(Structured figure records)
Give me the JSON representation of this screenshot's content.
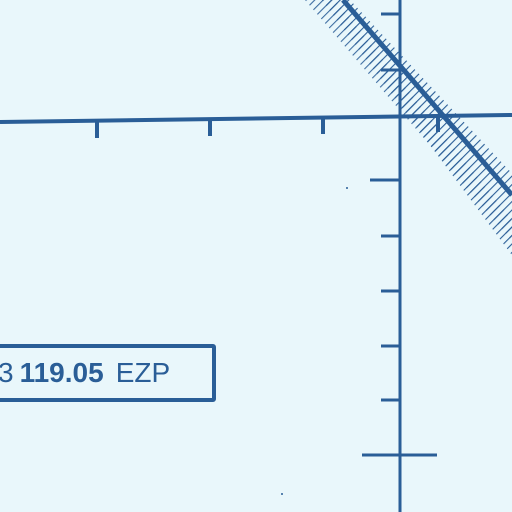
{
  "chart": {
    "colors": {
      "background": "#e9f7fb",
      "ink": "#2a5e97"
    },
    "communication_box": {
      "prefix": "3",
      "frequency": "119.05",
      "identifier": "EZP"
    }
  }
}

- **TO DO**: Print all of the entries word for word. Skip any images they contain.

- **SOLUTION FOR THIS EXERCISE**:
Give me the JSON representation of this screenshot's content.
{
  "chart": {
    "colors": {
      "background": "#e9f7fb",
      "ink": "#2a5e97"
    },
    "communication_box": {
      "prefix": "3",
      "frequency": "119.05",
      "identifier": "EZP"
    }
  }
}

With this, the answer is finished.